Copy everything in the listing below word for word, apart from any images.

▶ EXTRACTED MATERIAL:
— START —

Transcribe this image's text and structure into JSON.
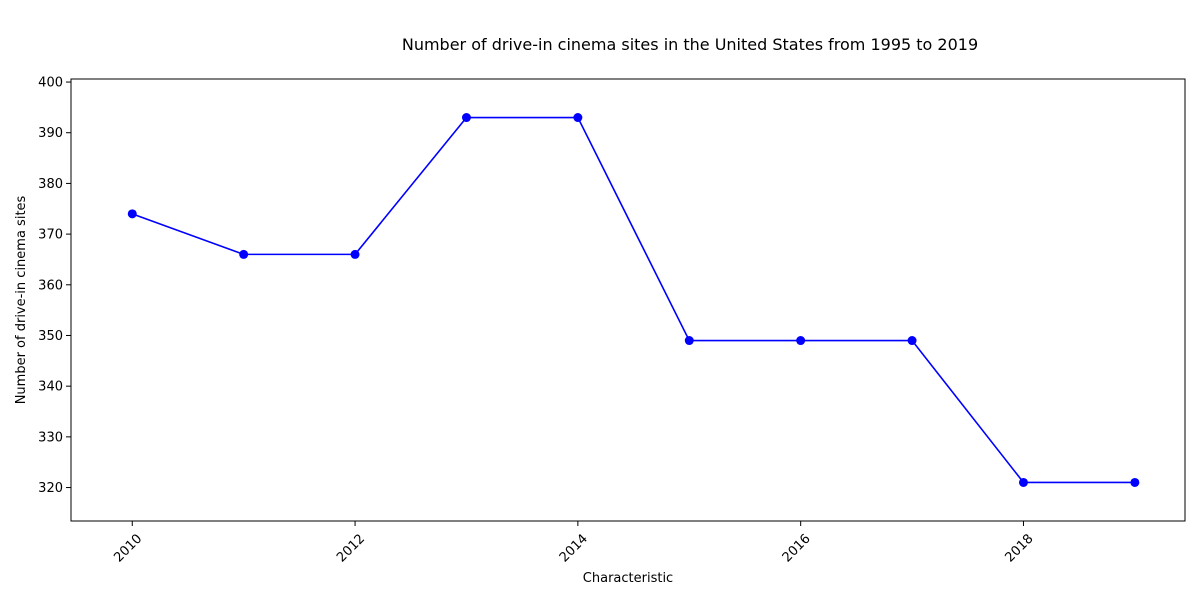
{
  "chart_data": {
    "type": "line",
    "title": "Number of drive-in cinema sites in the United States from 1995 to 2019",
    "xlabel": "Characteristic",
    "ylabel": "Number of drive-in cinema sites",
    "x": [
      2010,
      2011,
      2012,
      2013,
      2014,
      2015,
      2016,
      2017,
      2018,
      2019
    ],
    "series": [
      {
        "values": [
          374,
          366,
          366,
          393,
          393,
          349,
          349,
          349,
          321,
          321
        ]
      }
    ],
    "xticks": [
      "2010",
      "2012",
      "2014",
      "2016",
      "2018"
    ],
    "yticks": [
      "320",
      "330",
      "340",
      "350",
      "360",
      "370",
      "380",
      "390",
      "400"
    ],
    "xlim": [
      2009.45,
      2019.45
    ],
    "ylim": [
      313.4,
      400.6
    ],
    "grid": false,
    "legend": "none",
    "colors": {
      "line": "#0000ff",
      "marker": "#0000ff"
    }
  }
}
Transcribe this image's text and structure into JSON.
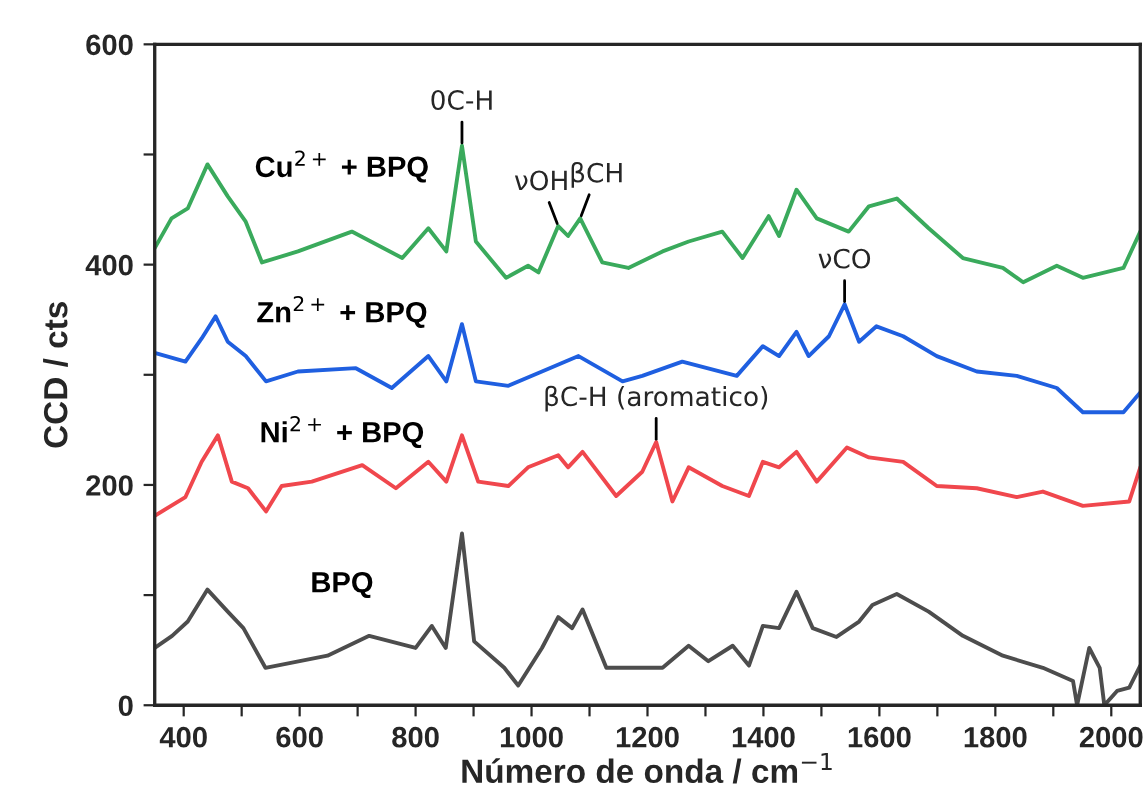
{
  "chart_data": {
    "type": "line",
    "xlabel": "Número de onda / cm$^{−1}$",
    "ylabel": "CCD / cts",
    "xlim": [
      350,
      2050
    ],
    "ylim": [
      0,
      600
    ],
    "xticks": [
      400,
      {
        "value": 500,
        "label": null
      },
      600,
      {
        "value": 700,
        "label": null
      },
      800,
      {
        "value": 900,
        "label": null
      },
      1000,
      {
        "value": 1100,
        "label": null
      },
      1200,
      {
        "value": 1300,
        "label": null
      },
      1400,
      {
        "value": 1500,
        "label": null
      },
      1600,
      {
        "value": 1700,
        "label": null
      },
      1800,
      {
        "value": 1900,
        "label": null
      },
      2000
    ],
    "yticks": [
      0,
      {
        "value": 100,
        "label": null
      },
      200,
      {
        "value": 300,
        "label": null
      },
      400,
      {
        "value": 500,
        "label": null
      },
      600
    ],
    "legend": false,
    "grid": false,
    "series": [
      {
        "name": "BPQ",
        "color": "#4d4d4d",
        "x": [
          350,
          380,
          407,
          441,
          476,
          503,
          541,
          600,
          648,
          720,
          800,
          828,
          852,
          880,
          901,
          953,
          977,
          1018,
          1046,
          1070,
          1088,
          1129,
          1157,
          1226,
          1271,
          1305,
          1347,
          1375,
          1399,
          1427,
          1457,
          1485,
          1526,
          1565,
          1588,
          1630,
          1685,
          1744,
          1813,
          1882,
          1934,
          1941,
          1962,
          1980,
          1988,
          2010,
          2031,
          2050
        ],
        "values": [
          52,
          63,
          76,
          105,
          85,
          70,
          34,
          40,
          45,
          63,
          52,
          72,
          52,
          156,
          58,
          34,
          18,
          52,
          80,
          70,
          87,
          34,
          34,
          34,
          54,
          40,
          54,
          36,
          72,
          70,
          103,
          70,
          62,
          76,
          91,
          101,
          85,
          63,
          45,
          34,
          22,
          0,
          52,
          34,
          0,
          13,
          16,
          36
        ]
      },
      {
        "name": "Ni$^{2+}$ + BPQ",
        "color": "#f0474d",
        "x": [
          350,
          403,
          431,
          459,
          483,
          511,
          542,
          569,
          621,
          708,
          766,
          822,
          853,
          880,
          908,
          960,
          994,
          1046,
          1063,
          1088,
          1146,
          1191,
          1215,
          1243,
          1271,
          1329,
          1375,
          1399,
          1427,
          1457,
          1492,
          1544,
          1582,
          1641,
          1699,
          1768,
          1837,
          1882,
          1951,
          2031,
          2050
        ],
        "values": [
          172,
          189,
          221,
          245,
          203,
          197,
          176,
          199,
          203,
          218,
          197,
          221,
          203,
          245,
          203,
          199,
          216,
          227,
          216,
          230,
          190,
          212,
          239,
          185,
          216,
          199,
          190,
          221,
          216,
          230,
          203,
          234,
          225,
          221,
          199,
          197,
          189,
          194,
          181,
          185,
          216
        ]
      },
      {
        "name": "Zn$^{2+}$ + BPQ",
        "color": "#1f5fe0",
        "x": [
          350,
          403,
          431,
          455,
          476,
          507,
          542,
          597,
          697,
          759,
          822,
          853,
          880,
          904,
          960,
          1018,
          1081,
          1157,
          1191,
          1260,
          1354,
          1399,
          1427,
          1457,
          1478,
          1513,
          1540,
          1565,
          1595,
          1641,
          1699,
          1768,
          1837,
          1906,
          1951,
          2021,
          2050
        ],
        "values": [
          320,
          312,
          333,
          353,
          330,
          317,
          294,
          303,
          306,
          288,
          317,
          294,
          346,
          294,
          290,
          303,
          317,
          294,
          299,
          312,
          299,
          326,
          317,
          339,
          317,
          335,
          364,
          330,
          344,
          335,
          317,
          303,
          299,
          288,
          266,
          266,
          284
        ]
      },
      {
        "name": "Cu$^{2+}$ + BPQ",
        "color": "#3aaa5c",
        "x": [
          350,
          379,
          407,
          441,
          476,
          507,
          535,
          597,
          690,
          777,
          822,
          853,
          880,
          904,
          956,
          994,
          1012,
          1046,
          1063,
          1084,
          1122,
          1167,
          1226,
          1271,
          1329,
          1364,
          1409,
          1427,
          1457,
          1492,
          1547,
          1582,
          1630,
          1685,
          1744,
          1813,
          1848,
          1906,
          1951,
          2021,
          2050
        ],
        "values": [
          415,
          442,
          451,
          491,
          462,
          439,
          402,
          412,
          430,
          406,
          433,
          412,
          508,
          421,
          388,
          399,
          393,
          435,
          426,
          442,
          402,
          397,
          412,
          421,
          430,
          406,
          444,
          426,
          468,
          442,
          430,
          453,
          460,
          433,
          406,
          397,
          384,
          399,
          388,
          397,
          430
        ]
      }
    ],
    "annotations": [
      {
        "text": "0C-H",
        "x": 880,
        "y": 508
      },
      {
        "text": "νOH",
        "x": 1046,
        "y": 435
      },
      {
        "text": "βCH",
        "x": 1084,
        "y": 442
      },
      {
        "text": "νCO",
        "x": 1540,
        "y": 364
      },
      {
        "text": "βC-H (aromatico)",
        "x": 1215,
        "y": 239
      }
    ]
  }
}
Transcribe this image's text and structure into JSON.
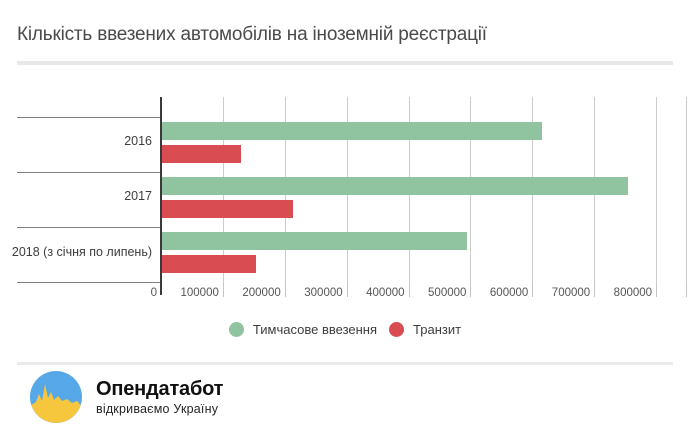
{
  "title": "Кількість ввезених автомобілів на іноземній реєстрації",
  "chart_data": {
    "type": "bar",
    "orientation": "horizontal",
    "title": "Кількість ввезених автомобілів на іноземній реєстрації",
    "categories": [
      "2016",
      "2017",
      "2018 (з січня по липень)"
    ],
    "series": [
      {
        "name": "Тимчасове ввезення",
        "color": "#90c3a0",
        "values": [
          615000,
          755000,
          494000
        ]
      },
      {
        "name": "Транзит",
        "color": "#d94d52",
        "values": [
          130000,
          213000,
          154000
        ]
      }
    ],
    "xlim": [
      0,
      850000
    ],
    "x_ticks": [
      0,
      100000,
      200000,
      300000,
      400000,
      500000,
      600000,
      700000,
      800000
    ],
    "x_tick_labels": [
      "0",
      "100000",
      "200000",
      "300000",
      "400000",
      "500000",
      "600000",
      "700000",
      "800000"
    ],
    "grid": true,
    "grid_color": "#cccccc",
    "axis_color": "#3a3a3a",
    "legend_position": "bottom"
  },
  "footer": {
    "brand": "Опендатабот",
    "tagline": "відкриваємо Україну",
    "logo_blue": "#57a8e8",
    "logo_yellow": "#f6c63d"
  }
}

— END —

▶ SOLUTION TO THIS EXERCISE:
Transcribe this image's text and structure into JSON.
{
  "chart_data": {
    "type": "line",
    "title": "Number of drive-in cinema sites in the United States from 1995 to 2019",
    "xlabel": "Characteristic",
    "ylabel": "Number of drive-in cinema sites",
    "x": [
      2010,
      2011,
      2012,
      2013,
      2014,
      2015,
      2016,
      2017,
      2018,
      2019
    ],
    "series": [
      {
        "values": [
          374,
          366,
          366,
          393,
          393,
          349,
          349,
          349,
          321,
          321
        ]
      }
    ],
    "xticks": [
      "2010",
      "2012",
      "2014",
      "2016",
      "2018"
    ],
    "yticks": [
      "320",
      "330",
      "340",
      "350",
      "360",
      "370",
      "380",
      "390",
      "400"
    ],
    "xlim": [
      2009.45,
      2019.45
    ],
    "ylim": [
      313.4,
      400.6
    ],
    "grid": false,
    "legend": "none",
    "colors": {
      "line": "#0000ff",
      "marker": "#0000ff"
    }
  }
}
Transcribe this image's text and structure into JSON.
{
  "chart_data": {
    "type": "line",
    "xlabel": "Número de onda / cm$^{−1}$",
    "ylabel": "CCD / cts",
    "xlim": [
      350,
      2050
    ],
    "ylim": [
      0,
      600
    ],
    "xticks": [
      400,
      {
        "value": 500,
        "label": null
      },
      600,
      {
        "value": 700,
        "label": null
      },
      800,
      {
        "value": 900,
        "label": null
      },
      1000,
      {
        "value": 1100,
        "label": null
      },
      1200,
      {
        "value": 1300,
        "label": null
      },
      1400,
      {
        "value": 1500,
        "label": null
      },
      1600,
      {
        "value": 1700,
        "label": null
      },
      1800,
      {
        "value": 1900,
        "label": null
      },
      2000
    ],
    "yticks": [
      0,
      {
        "value": 100,
        "label": null
      },
      200,
      {
        "value": 300,
        "label": null
      },
      400,
      {
        "value": 500,
        "label": null
      },
      600
    ],
    "legend": false,
    "grid": false,
    "series": [
      {
        "name": "BPQ",
        "color": "#4d4d4d",
        "x": [
          350,
          380,
          407,
          441,
          476,
          503,
          541,
          600,
          648,
          720,
          800,
          828,
          852,
          880,
          901,
          953,
          977,
          1018,
          1046,
          1070,
          1088,
          1129,
          1157,
          1226,
          1271,
          1305,
          1347,
          1375,
          1399,
          1427,
          1457,
          1485,
          1526,
          1565,
          1588,
          1630,
          1685,
          1744,
          1813,
          1882,
          1934,
          1941,
          1962,
          1980,
          1988,
          2010,
          2031,
          2050
        ],
        "values": [
          52,
          63,
          76,
          105,
          85,
          70,
          34,
          40,
          45,
          63,
          52,
          72,
          52,
          156,
          58,
          34,
          18,
          52,
          80,
          70,
          87,
          34,
          34,
          34,
          54,
          40,
          54,
          36,
          72,
          70,
          103,
          70,
          62,
          76,
          91,
          101,
          85,
          63,
          45,
          34,
          22,
          0,
          52,
          34,
          0,
          13,
          16,
          36
        ]
      },
      {
        "name": "Ni$^{2+}$ + BPQ",
        "color": "#f0474d",
        "x": [
          350,
          403,
          431,
          459,
          483,
          511,
          542,
          569,
          621,
          708,
          766,
          822,
          853,
          880,
          908,
          960,
          994,
          1046,
          1063,
          1088,
          1146,
          1191,
          1215,
          1243,
          1271,
          1329,
          1375,
          1399,
          1427,
          1457,
          1492,
          1544,
          1582,
          1641,
          1699,
          1768,
          1837,
          1882,
          1951,
          2031,
          2050
        ],
        "values": [
          172,
          189,
          221,
          245,
          203,
          197,
          176,
          199,
          203,
          218,
          197,
          221,
          203,
          245,
          203,
          199,
          216,
          227,
          216,
          230,
          190,
          212,
          239,
          185,
          216,
          199,
          190,
          221,
          216,
          230,
          203,
          234,
          225,
          221,
          199,
          197,
          189,
          194,
          181,
          185,
          216
        ]
      },
      {
        "name": "Zn$^{2+}$ + BPQ",
        "color": "#1f5fe0",
        "x": [
          350,
          403,
          431,
          455,
          476,
          507,
          542,
          597,
          697,
          759,
          822,
          853,
          880,
          904,
          960,
          1018,
          1081,
          1157,
          1191,
          1260,
          1354,
          1399,
          1427,
          1457,
          1478,
          1513,
          1540,
          1565,
          1595,
          1641,
          1699,
          1768,
          1837,
          1906,
          1951,
          2021,
          2050
        ],
        "values": [
          320,
          312,
          333,
          353,
          330,
          317,
          294,
          303,
          306,
          288,
          317,
          294,
          346,
          294,
          290,
          303,
          317,
          294,
          299,
          312,
          299,
          326,
          317,
          339,
          317,
          335,
          364,
          330,
          344,
          335,
          317,
          303,
          299,
          288,
          266,
          266,
          284
        ]
      },
      {
        "name": "Cu$^{2+}$ + BPQ",
        "color": "#3aaa5c",
        "x": [
          350,
          379,
          407,
          441,
          476,
          507,
          535,
          597,
          690,
          777,
          822,
          853,
          880,
          904,
          956,
          994,
          1012,
          1046,
          1063,
          1084,
          1122,
          1167,
          1226,
          1271,
          1329,
          1364,
          1409,
          1427,
          1457,
          1492,
          1547,
          1582,
          1630,
          1685,
          1744,
          1813,
          1848,
          1906,
          1951,
          2021,
          2050
        ],
        "values": [
          415,
          442,
          451,
          491,
          462,
          439,
          402,
          412,
          430,
          406,
          433,
          412,
          508,
          421,
          388,
          399,
          393,
          435,
          426,
          442,
          402,
          397,
          412,
          421,
          430,
          406,
          444,
          426,
          468,
          442,
          430,
          453,
          460,
          433,
          406,
          397,
          384,
          399,
          388,
          397,
          430
        ]
      }
    ],
    "annotations": [
      {
        "text": "0C-H",
        "x": 880,
        "y": 508
      },
      {
        "text": "νOH",
        "x": 1046,
        "y": 435
      },
      {
        "text": "βCH",
        "x": 1084,
        "y": 442
      },
      {
        "text": "νCO",
        "x": 1540,
        "y": 364
      },
      {
        "text": "βC-H (aromatico)",
        "x": 1215,
        "y": 239
      }
    ]
  }
}
Transcribe this image's text and structure into JSON.
{
  "title": "Кількість ввезених автомобілів на іноземній реєстрації",
  "chart_data": {
    "type": "bar",
    "orientation": "horizontal",
    "title": "Кількість ввезених автомобілів на іноземній реєстрації",
    "categories": [
      "2016",
      "2017",
      "2018 (з січня по липень)"
    ],
    "series": [
      {
        "name": "Тимчасове ввезення",
        "color": "#90c3a0",
        "values": [
          615000,
          755000,
          494000
        ]
      },
      {
        "name": "Транзит",
        "color": "#d94d52",
        "values": [
          130000,
          213000,
          154000
        ]
      }
    ],
    "xlim": [
      0,
      850000
    ],
    "x_ticks": [
      0,
      100000,
      200000,
      300000,
      400000,
      500000,
      600000,
      700000,
      800000
    ],
    "x_tick_labels": [
      "0",
      "100000",
      "200000",
      "300000",
      "400000",
      "500000",
      "600000",
      "700000",
      "800000"
    ],
    "grid": true,
    "grid_color": "#cccccc",
    "axis_color": "#3a3a3a",
    "legend_position": "bottom"
  },
  "footer": {
    "brand": "Опендатабот",
    "tagline": "відкриваємо Україну",
    "logo_blue": "#57a8e8",
    "logo_yellow": "#f6c63d"
  }
}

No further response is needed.